Write out every entry word for word.

--- BEGIN ---

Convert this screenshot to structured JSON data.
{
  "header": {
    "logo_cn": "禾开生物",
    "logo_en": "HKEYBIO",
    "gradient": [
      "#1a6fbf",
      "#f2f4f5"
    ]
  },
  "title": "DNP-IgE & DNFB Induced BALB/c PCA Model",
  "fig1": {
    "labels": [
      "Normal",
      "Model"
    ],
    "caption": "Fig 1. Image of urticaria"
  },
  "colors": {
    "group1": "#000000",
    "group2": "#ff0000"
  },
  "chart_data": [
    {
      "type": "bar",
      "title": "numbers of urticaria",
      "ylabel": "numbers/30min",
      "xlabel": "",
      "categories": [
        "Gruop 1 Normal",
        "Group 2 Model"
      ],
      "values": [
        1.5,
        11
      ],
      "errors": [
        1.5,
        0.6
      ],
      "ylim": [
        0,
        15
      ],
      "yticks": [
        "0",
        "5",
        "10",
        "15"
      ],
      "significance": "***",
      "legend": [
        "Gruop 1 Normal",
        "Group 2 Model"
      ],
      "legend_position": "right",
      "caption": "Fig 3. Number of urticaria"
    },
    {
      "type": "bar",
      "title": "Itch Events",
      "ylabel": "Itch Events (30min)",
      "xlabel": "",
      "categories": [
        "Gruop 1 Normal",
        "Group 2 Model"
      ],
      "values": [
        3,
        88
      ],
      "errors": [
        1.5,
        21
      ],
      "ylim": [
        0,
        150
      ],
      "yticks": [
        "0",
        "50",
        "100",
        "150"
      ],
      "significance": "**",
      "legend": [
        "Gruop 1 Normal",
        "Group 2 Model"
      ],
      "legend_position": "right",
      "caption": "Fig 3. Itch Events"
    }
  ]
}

--- END ---

◆ **THE OUTPUT**:
Convert this screenshot to structured JSON data.
{
  "header": {
    "logo_cn": "禾开生物",
    "logo_en": "HKEYBIO",
    "gradient": [
      "#1a6fbf",
      "#f2f4f5"
    ]
  },
  "title": "DNP-IgE & DNFB Induced BALB/c PCA Model",
  "fig1": {
    "labels": [
      "Normal",
      "Model"
    ],
    "caption": "Fig 1. Image of urticaria"
  },
  "colors": {
    "group1": "#000000",
    "group2": "#ff0000"
  },
  "chart_data": [
    {
      "type": "bar",
      "title": "numbers of urticaria",
      "ylabel": "numbers/30min",
      "xlabel": "",
      "categories": [
        "Gruop 1 Normal",
        "Group 2 Model"
      ],
      "values": [
        1.5,
        11
      ],
      "errors": [
        1.5,
        0.6
      ],
      "ylim": [
        0,
        15
      ],
      "yticks": [
        "0",
        "5",
        "10",
        "15"
      ],
      "significance": "***",
      "legend": [
        "Gruop 1 Normal",
        "Group 2 Model"
      ],
      "legend_position": "right",
      "caption": "Fig 3. Number of urticaria"
    },
    {
      "type": "bar",
      "title": "Itch Events",
      "ylabel": "Itch Events (30min)",
      "xlabel": "",
      "categories": [
        "Gruop 1 Normal",
        "Group 2 Model"
      ],
      "values": [
        3,
        88
      ],
      "errors": [
        1.5,
        21
      ],
      "ylim": [
        0,
        150
      ],
      "yticks": [
        "0",
        "50",
        "100",
        "150"
      ],
      "significance": "**",
      "legend": [
        "Gruop 1 Normal",
        "Group 2 Model"
      ],
      "legend_position": "right",
      "caption": "Fig 3. Itch Events"
    }
  ]
}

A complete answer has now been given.